**Written problem:**
Bring together all lines of the material below that contain the string "Retry".

-- Start of Records to process --

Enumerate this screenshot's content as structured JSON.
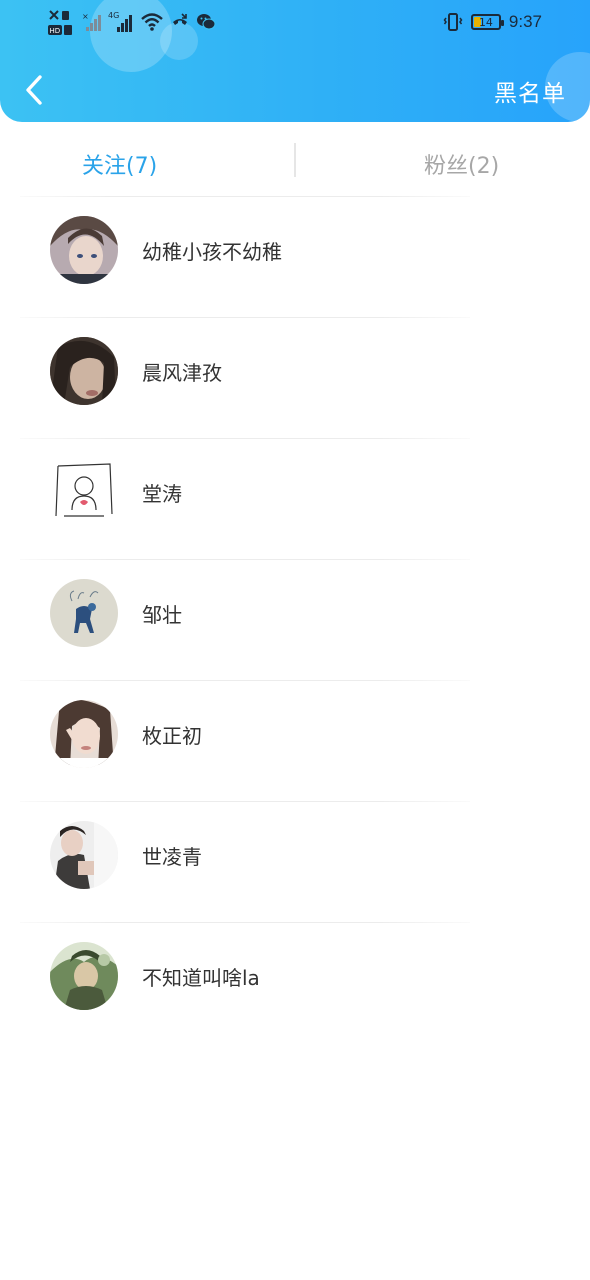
{
  "status_bar": {
    "network": "4G",
    "battery": "14",
    "time": "9:37"
  },
  "header": {
    "back_icon": "chevron-left-icon",
    "blacklist_label": "黑名单",
    "gradient_start": "#3cc2f3",
    "gradient_end": "#27a3fb"
  },
  "tabs": {
    "following_label": "关注(7)",
    "fans_label": "粉丝(2)",
    "active_color": "#2aa3e9",
    "inactive_color": "#a7a7a7"
  },
  "following": [
    {
      "name": "幼稚小孩不幼稚"
    },
    {
      "name": "晨风津孜"
    },
    {
      "name": "堂涛"
    },
    {
      "name": "邹壮"
    },
    {
      "name": "枚正初"
    },
    {
      "name": "世凌青"
    },
    {
      "name": "不知道叫啥la"
    }
  ]
}
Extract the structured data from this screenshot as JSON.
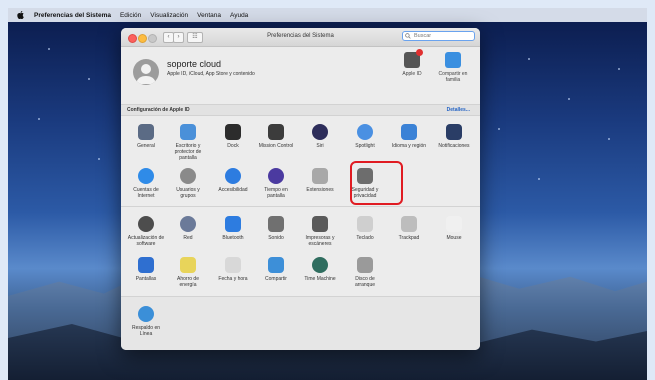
{
  "menubar": {
    "app_name": "Preferencias del Sistema",
    "items": [
      "Edición",
      "Visualización",
      "Ventana",
      "Ayuda"
    ]
  },
  "window": {
    "title": "Preferencias del Sistema",
    "back_glyph": "‹",
    "forward_glyph": "›",
    "grid_glyph": "☷",
    "search_placeholder": "Buscar"
  },
  "account": {
    "name": "soporte cloud",
    "subtitle": "Apple ID, iCloud, App Store y contenido",
    "apple_id_label": "Apple ID",
    "family_label": "Compartir en familia"
  },
  "apple_band": {
    "label": "Configuración de Apple ID",
    "details": "Detalles..."
  },
  "section1": [
    {
      "label": "General",
      "icon": "general-icon",
      "color": "#5b6b85"
    },
    {
      "label": "Escritorio y protector de pantalla",
      "icon": "desktop-icon",
      "color": "#4a90d9"
    },
    {
      "label": "Dock",
      "icon": "dock-icon",
      "color": "#2c2c2c"
    },
    {
      "label": "Mission Control",
      "icon": "mission-control-icon",
      "color": "#3c3c3c"
    },
    {
      "label": "Siri",
      "icon": "siri-icon",
      "color": "#2d2d5a"
    },
    {
      "label": "Spotlight",
      "icon": "spotlight-icon",
      "color": "#4a90e2"
    },
    {
      "label": "Idioma y región",
      "icon": "language-icon",
      "color": "#3b82d6"
    },
    {
      "label": "Notificaciones",
      "icon": "notifications-icon",
      "color": "#2a3d66"
    },
    {
      "label": "Cuentas de Internet",
      "icon": "internet-accounts-icon",
      "color": "#2f8be8"
    },
    {
      "label": "Usuarios y grupos",
      "icon": "users-groups-icon",
      "color": "#8a8a8a"
    },
    {
      "label": "Accesibilidad",
      "icon": "accessibility-icon",
      "color": "#2d7ce0"
    },
    {
      "label": "Tiempo en pantalla",
      "icon": "screen-time-icon",
      "color": "#4b3aa0"
    },
    {
      "label": "Extensiones",
      "icon": "extensions-icon",
      "color": "#a8a8a8"
    },
    {
      "label": "Seguridad y privacidad",
      "icon": "security-privacy-icon",
      "color": "#6d6d6d"
    }
  ],
  "section2": [
    {
      "label": "Actualización de software",
      "icon": "software-update-icon",
      "color": "#4d4d4d"
    },
    {
      "label": "Red",
      "icon": "network-icon",
      "color": "#6b7a99"
    },
    {
      "label": "Bluetooth",
      "icon": "bluetooth-icon",
      "color": "#2d7ce0"
    },
    {
      "label": "Sonido",
      "icon": "sound-icon",
      "color": "#707070"
    },
    {
      "label": "Impresoras y escáneres",
      "icon": "printers-icon",
      "color": "#5a5a5a"
    },
    {
      "label": "Teclado",
      "icon": "keyboard-icon",
      "color": "#cfcfcf"
    },
    {
      "label": "Trackpad",
      "icon": "trackpad-icon",
      "color": "#bdbdbd"
    },
    {
      "label": "Mouse",
      "icon": "mouse-icon",
      "color": "#f0f0f0"
    },
    {
      "label": "Pantallas",
      "icon": "displays-icon",
      "color": "#2f6fd0"
    },
    {
      "label": "Ahorro de energía",
      "icon": "energy-saver-icon",
      "color": "#e8d45a"
    },
    {
      "label": "Fecha y hora",
      "icon": "date-time-icon",
      "color": "#d8d8d8"
    },
    {
      "label": "Compartir",
      "icon": "sharing-icon",
      "color": "#3d8fd8"
    },
    {
      "label": "Time Machine",
      "icon": "time-machine-icon",
      "color": "#2f6d5f"
    },
    {
      "label": "Disco de arranque",
      "icon": "startup-disk-icon",
      "color": "#9a9a9a"
    }
  ],
  "section3": [
    {
      "label": "Respaldo en Línea",
      "icon": "online-backup-icon",
      "color": "#3b8fd8"
    }
  ],
  "highlight_color": "#e01b22"
}
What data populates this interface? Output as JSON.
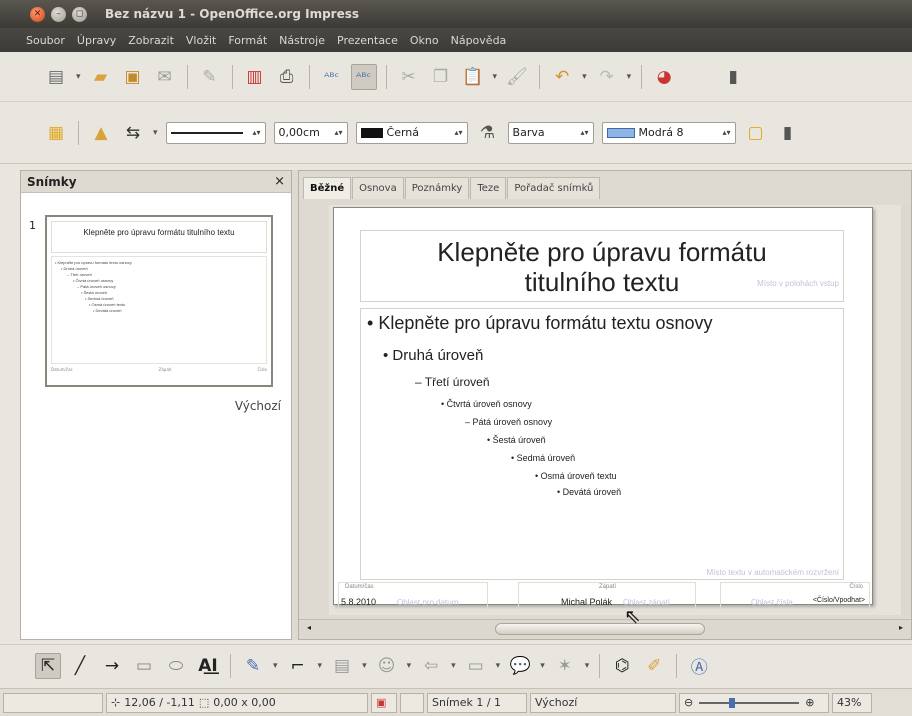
{
  "window": {
    "title": "Bez názvu 1 - OpenOffice.org Impress"
  },
  "menu": [
    "Soubor",
    "Úpravy",
    "Zobrazit",
    "Vložit",
    "Formát",
    "Nástroje",
    "Prezentace",
    "Okno",
    "Nápověda"
  ],
  "toolbar2": {
    "line_width": "0,00cm",
    "line_color": "Černá",
    "area_style": "Barva",
    "area_color": "Modrá 8"
  },
  "slides_panel": {
    "title": "Snímky",
    "close_glyph": "×",
    "slide_number": "1",
    "layout_name": "Výchozí"
  },
  "tabs": [
    "Běžné",
    "Osnova",
    "Poznámky",
    "Teze",
    "Pořadač snímků"
  ],
  "slide": {
    "title_line1": "Klepněte pro úpravu formátu",
    "title_line2": "titulního textu",
    "title_ghost": "Místo v polohách vstup",
    "levels": [
      "Klepněte pro úpravu formátu textu osnovy",
      "Druhá úroveň",
      "Třetí úroveň",
      "Čtvrtá úroveň osnovy",
      "Pátá úroveň osnovy",
      "Šestá úroveň",
      "Sedmá úroveň",
      "Osmá úroveň textu",
      "Devátá úroveň"
    ],
    "body_ghost": "Místo textu v automatickém rozvržení",
    "footer": {
      "date_label": "Datum/čas",
      "date": "5.8.2010",
      "date_ghost": "Oblast pro datum",
      "center_label": "Zápatí",
      "author": "Michal Polák",
      "center_ghost": "Oblast zápatí",
      "num_label": "Číslo",
      "number": "<Číslo/Vpodhat>",
      "num_ghost": "Oblast čísla"
    }
  },
  "thumbnail": {
    "title": "Klepněte pro úpravu formátu titulního textu",
    "lines": [
      "• Klepněte pro úpravu formátu textu osnovy",
      "• Druhá úroveň",
      "– Třetí úroveň",
      "• Čtvrtá úroveň osnovy",
      "– Pátá úroveň osnovy",
      "• Šestá úroveň",
      "• Sedmá úroveň",
      "• Osmá úroveň textu",
      "• Devátá úroveň"
    ]
  },
  "statusbar": {
    "position": "12,06 / -1,11",
    "size": "0,00 x 0,00",
    "slide_info": "Snímek 1 / 1",
    "layout": "Výchozí",
    "zoom": "43%"
  },
  "colors": {
    "title_bg": "#3c3a36",
    "close_button": "#d2431a",
    "area_blue": "#8fb4e6"
  }
}
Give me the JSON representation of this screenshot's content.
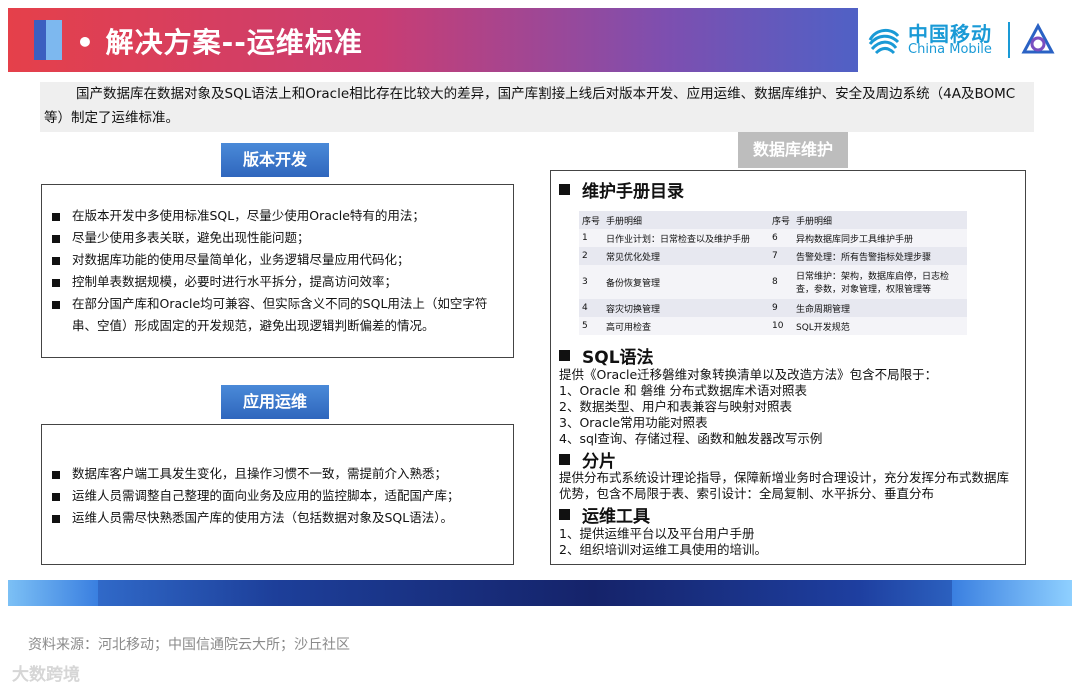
{
  "header": {
    "title": "• 解决方案--运维标准"
  },
  "logo": {
    "name_cn": "中国移动",
    "name_en": "China Mobile"
  },
  "intro": "国产数据库在数据对象及SQL语法上和Oracle相比存在比较大的差异，国产库割接上线后对版本开发、应用运维、数据库维护、安全及周边系统（4A及BOMC等）制定了运维标准。",
  "dev": {
    "title": "版本开发",
    "items": [
      "在版本开发中多使用标准SQL，尽量少使用Oracle特有的用法；",
      "尽量少使用多表关联，避免出现性能问题；",
      "对数据库功能的使用尽量简单化，业务逻辑尽量应用代码化；",
      "控制单表数据规模，必要时进行水平拆分，提高访问效率；",
      "在部分国产库和Oracle均可兼容、但实际含义不同的SQL用法上（如空字符串、空值）形成固定的开发规范，避免出现逻辑判断偏差的情况。"
    ]
  },
  "ops": {
    "title": "应用运维",
    "items": [
      "数据库客户端工具发生变化，且操作习惯不一致，需提前介入熟悉；",
      "运维人员需调整自己整理的面向业务及应用的监控脚本，适配国产库；",
      "运维人员需尽快熟悉国产库的使用方法（包括数据对象及SQL语法）。"
    ]
  },
  "dbm": {
    "title": "数据库维护",
    "manual_heading": "维护手册目录",
    "table_header": {
      "no1": "序号",
      "d1": "手册明细",
      "no2": "序号",
      "d2": "手册明细"
    },
    "table_rows": [
      {
        "no1": "1",
        "d1": "日作业计划：日常检查以及维护手册",
        "no2": "6",
        "d2": "异构数据库同步工具维护手册"
      },
      {
        "no1": "2",
        "d1": "常见优化处理",
        "no2": "7",
        "d2": "告警处理：所有告警指标处理步骤"
      },
      {
        "no1": "3",
        "d1": "备份恢复管理",
        "no2": "8",
        "d2": "日常维护：架构，数据库启停，日志检查，参数，对象管理，权限管理等"
      },
      {
        "no1": "4",
        "d1": "容灾切换管理",
        "no2": "9",
        "d2": "生命周期管理"
      },
      {
        "no1": "5",
        "d1": "高可用检查",
        "no2": "10",
        "d2": "SQL开发规范"
      }
    ],
    "sql_heading": "SQL语法",
    "sql_lines": [
      "提供《Oracle迁移磐维对象转换清单以及改造方法》包含不局限于：",
      "1、Oracle 和 磐维 分布式数据库术语对照表",
      "2、数据类型、用户和表兼容与映射对照表",
      "3、Oracle常用功能对照表",
      "4、sql查询、存储过程、函数和触发器改写示例"
    ],
    "shard_heading": "分片",
    "shard_text": "提供分布式系统设计理论指导，保障新增业务时合理设计，充分发挥分布式数据库优势，包含不局限于表、索引设计：全局复制、水平拆分、垂直分布",
    "tools_heading": "运维工具",
    "tools_lines": [
      "1、提供运维平台以及平台用户手册",
      "2、组织培训对运维工具使用的培训。"
    ]
  },
  "footer": {
    "source": "资料来源：河北移动；中国信通院云大所；沙丘社区",
    "watermark": "大数跨境"
  }
}
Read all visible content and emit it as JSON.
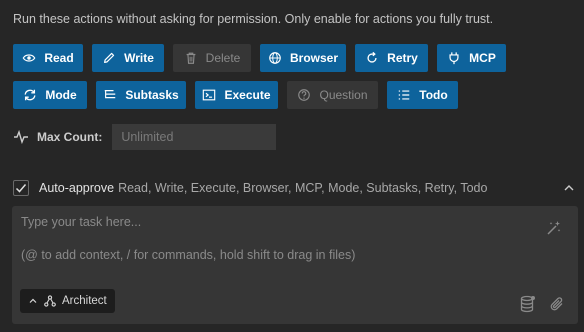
{
  "permission_text": "Run these actions without asking for permission. Only enable for actions you fully trust.",
  "buttons_row1": [
    {
      "label": "Read",
      "icon": "eye-icon",
      "enabled": true
    },
    {
      "label": "Write",
      "icon": "pencil-icon",
      "enabled": true
    },
    {
      "label": "Delete",
      "icon": "trash-icon",
      "enabled": false
    },
    {
      "label": "Browser",
      "icon": "globe-icon",
      "enabled": true
    },
    {
      "label": "Retry",
      "icon": "refresh-icon",
      "enabled": true
    },
    {
      "label": "MCP",
      "icon": "plug-icon",
      "enabled": true
    }
  ],
  "buttons_row2": [
    {
      "label": "Mode",
      "icon": "sync-icon",
      "enabled": true
    },
    {
      "label": "Subtasks",
      "icon": "list-tree-icon",
      "enabled": true
    },
    {
      "label": "Execute",
      "icon": "terminal-icon",
      "enabled": true
    },
    {
      "label": "Question",
      "icon": "question-icon",
      "enabled": false
    },
    {
      "label": "Todo",
      "icon": "checklist-icon",
      "enabled": true
    }
  ],
  "max_count": {
    "label": "Max Count:",
    "placeholder": "Unlimited",
    "value": ""
  },
  "auto_approve": {
    "label": "Auto-approve",
    "list": "Read, Write, Execute, Browser, MCP, Mode, Subtasks, Retry, Todo",
    "checked": true
  },
  "chat": {
    "placeholder_line1": "Type your task here...",
    "placeholder_line2": "(@ to add context, / for commands, hold shift to drag in files)",
    "mode_label": "Architect"
  },
  "colors": {
    "background": "#262626",
    "button_active": "#0e639c",
    "button_inactive": "#363636",
    "input_bg": "#3a3a3a",
    "chatbox_bg": "#363636"
  }
}
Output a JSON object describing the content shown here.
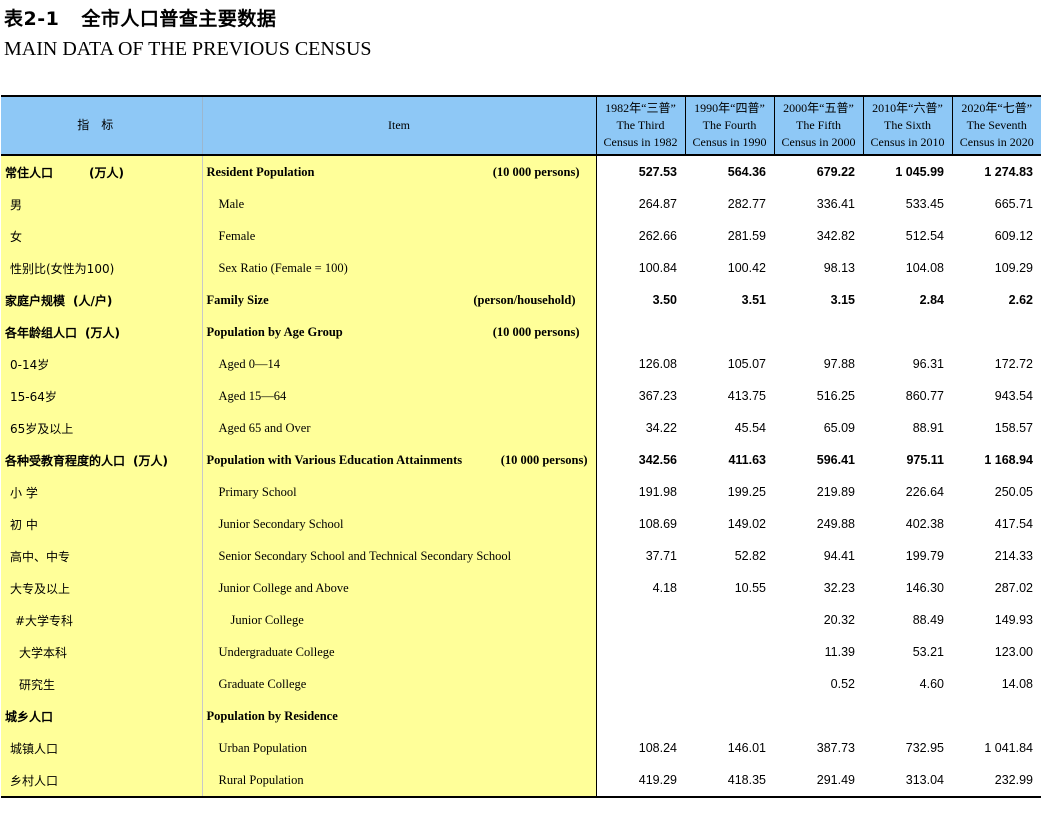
{
  "title": {
    "number": "表2-1",
    "cn": "全市人口普查主要数据",
    "en": "MAIN DATA OF THE PREVIOUS CENSUS"
  },
  "header": {
    "indicator": "指标",
    "item": "Item",
    "censuses": [
      {
        "cn": "1982年“三普”",
        "en1": "The Third",
        "en2": "Census in 1982"
      },
      {
        "cn": "1990年“四普”",
        "en1": "The Fourth",
        "en2": "Census in 1990"
      },
      {
        "cn": "2000年“五普”",
        "en1": "The Fifth",
        "en2": "Census in 2000"
      },
      {
        "cn": "2010年“六普”",
        "en1": "The Sixth",
        "en2": "Census in 2010"
      },
      {
        "cn": "2020年“七普”",
        "en1": "The Seventh",
        "en2": "Census in 2020"
      }
    ]
  },
  "rows": [
    {
      "name": "常住人口",
      "unit": "(万人)",
      "item": "Resident Population",
      "item_unit": "(10 000 persons)",
      "values": [
        "527.53",
        "564.36",
        "679.22",
        "1 045.99",
        "1 274.83"
      ],
      "bold": true,
      "level": 0
    },
    {
      "name": "男",
      "unit": "",
      "item": "Male",
      "item_unit": "",
      "values": [
        "264.87",
        "282.77",
        "336.41",
        "533.45",
        "665.71"
      ],
      "bold": false,
      "level": 1
    },
    {
      "name": "女",
      "unit": "",
      "item": "Female",
      "item_unit": "",
      "values": [
        "262.66",
        "281.59",
        "342.82",
        "512.54",
        "609.12"
      ],
      "bold": false,
      "level": 1
    },
    {
      "name": "性别比(女性为100)",
      "unit": "",
      "item": "Sex Ratio  (Female = 100)",
      "item_unit": "",
      "values": [
        "100.84",
        "100.42",
        "98.13",
        "104.08",
        "109.29"
      ],
      "bold": false,
      "level": 1
    },
    {
      "name": "家庭户规模",
      "unit": "(人/户)",
      "item": "Family Size",
      "item_unit": "(person/household)",
      "values": [
        "3.50",
        "3.51",
        "3.15",
        "2.84",
        "2.62"
      ],
      "bold": true,
      "level": 0
    },
    {
      "name": "各年龄组人口",
      "unit": "(万人)",
      "item": "Population by Age Group",
      "item_unit": "(10 000 persons)",
      "values": [
        "",
        "",
        "",
        "",
        ""
      ],
      "bold": true,
      "level": 0
    },
    {
      "name": "0-14岁",
      "unit": "",
      "item": "Aged 0—14",
      "item_unit": "",
      "values": [
        "126.08",
        "105.07",
        "97.88",
        "96.31",
        "172.72"
      ],
      "bold": false,
      "level": 1
    },
    {
      "name": "15-64岁",
      "unit": "",
      "item": "Aged 15—64",
      "item_unit": "",
      "values": [
        "367.23",
        "413.75",
        "516.25",
        "860.77",
        "943.54"
      ],
      "bold": false,
      "level": 1
    },
    {
      "name": "65岁及以上",
      "unit": "",
      "item": "Aged 65 and Over",
      "item_unit": "",
      "values": [
        "34.22",
        "45.54",
        "65.09",
        "88.91",
        "158.57"
      ],
      "bold": false,
      "level": 1
    },
    {
      "name": "各种受教育程度的人口",
      "unit": "(万人)",
      "item": "Population with Various Education Attainments",
      "item_unit": "(10 000 persons)",
      "values": [
        "342.56",
        "411.63",
        "596.41",
        "975.11",
        "1 168.94"
      ],
      "bold": true,
      "level": 0
    },
    {
      "name": "小  学",
      "unit": "",
      "item": "Primary School",
      "item_unit": "",
      "values": [
        "191.98",
        "199.25",
        "219.89",
        "226.64",
        "250.05"
      ],
      "bold": false,
      "level": 1
    },
    {
      "name": "初  中",
      "unit": "",
      "item": "Junior Secondary School",
      "item_unit": "",
      "values": [
        "108.69",
        "149.02",
        "249.88",
        "402.38",
        "417.54"
      ],
      "bold": false,
      "level": 1
    },
    {
      "name": "高中、中专",
      "unit": "",
      "item": "Senior Secondary School and Technical Secondary School",
      "item_unit": "",
      "values": [
        "37.71",
        "52.82",
        "94.41",
        "199.79",
        "214.33"
      ],
      "bold": false,
      "level": 1
    },
    {
      "name": "大专及以上",
      "unit": "",
      "item": "Junior College and Above",
      "item_unit": "",
      "values": [
        "4.18",
        "10.55",
        "32.23",
        "146.30",
        "287.02"
      ],
      "bold": false,
      "level": 1
    },
    {
      "name": "#大学专科",
      "unit": "",
      "item": "Junior College",
      "item_unit": "",
      "values": [
        "",
        "",
        "20.32",
        "88.49",
        "149.93"
      ],
      "bold": false,
      "level": 2
    },
    {
      "name": "大学本科",
      "unit": "",
      "item": "Undergraduate College",
      "item_unit": "",
      "values": [
        "",
        "",
        "11.39",
        "53.21",
        "123.00"
      ],
      "bold": false,
      "level": 3
    },
    {
      "name": "研究生",
      "unit": "",
      "item": "Graduate College",
      "item_unit": "",
      "values": [
        "",
        "",
        "0.52",
        "4.60",
        "14.08"
      ],
      "bold": false,
      "level": 3
    },
    {
      "name": "城乡人口",
      "unit": "",
      "item": "Population by Residence",
      "item_unit": "",
      "values": [
        "",
        "",
        "",
        "",
        ""
      ],
      "bold": true,
      "level": 0
    },
    {
      "name": "城镇人口",
      "unit": "",
      "item": "Urban Population",
      "item_unit": "",
      "values": [
        "108.24",
        "146.01",
        "387.73",
        "732.95",
        "1 041.84"
      ],
      "bold": false,
      "level": 1
    },
    {
      "name": "乡村人口",
      "unit": "",
      "item": "Rural Population",
      "item_unit": "",
      "values": [
        "419.29",
        "418.35",
        "291.49",
        "313.04",
        "232.99"
      ],
      "bold": false,
      "level": 1
    }
  ]
}
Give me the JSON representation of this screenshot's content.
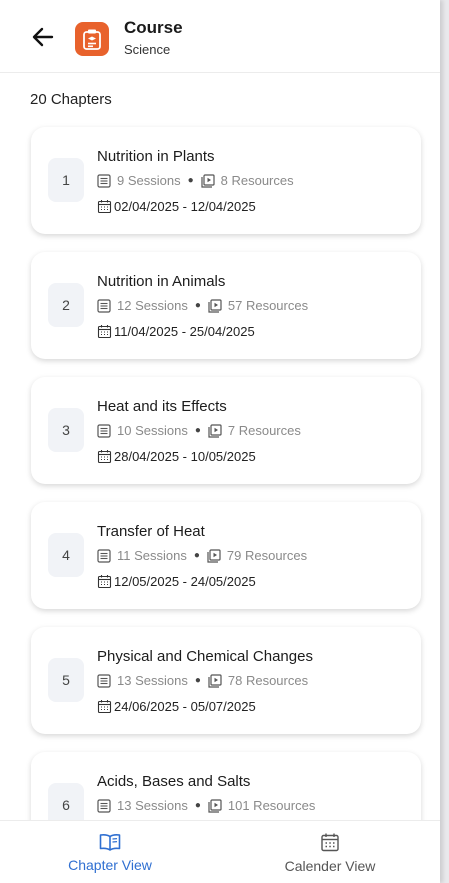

-- End of Records to process --

**Correct answer:**
      "label": "Retry",
    "list": "Read, Write, Execute, Browser, MCP, Mode, Subtasks, Retry, Todo",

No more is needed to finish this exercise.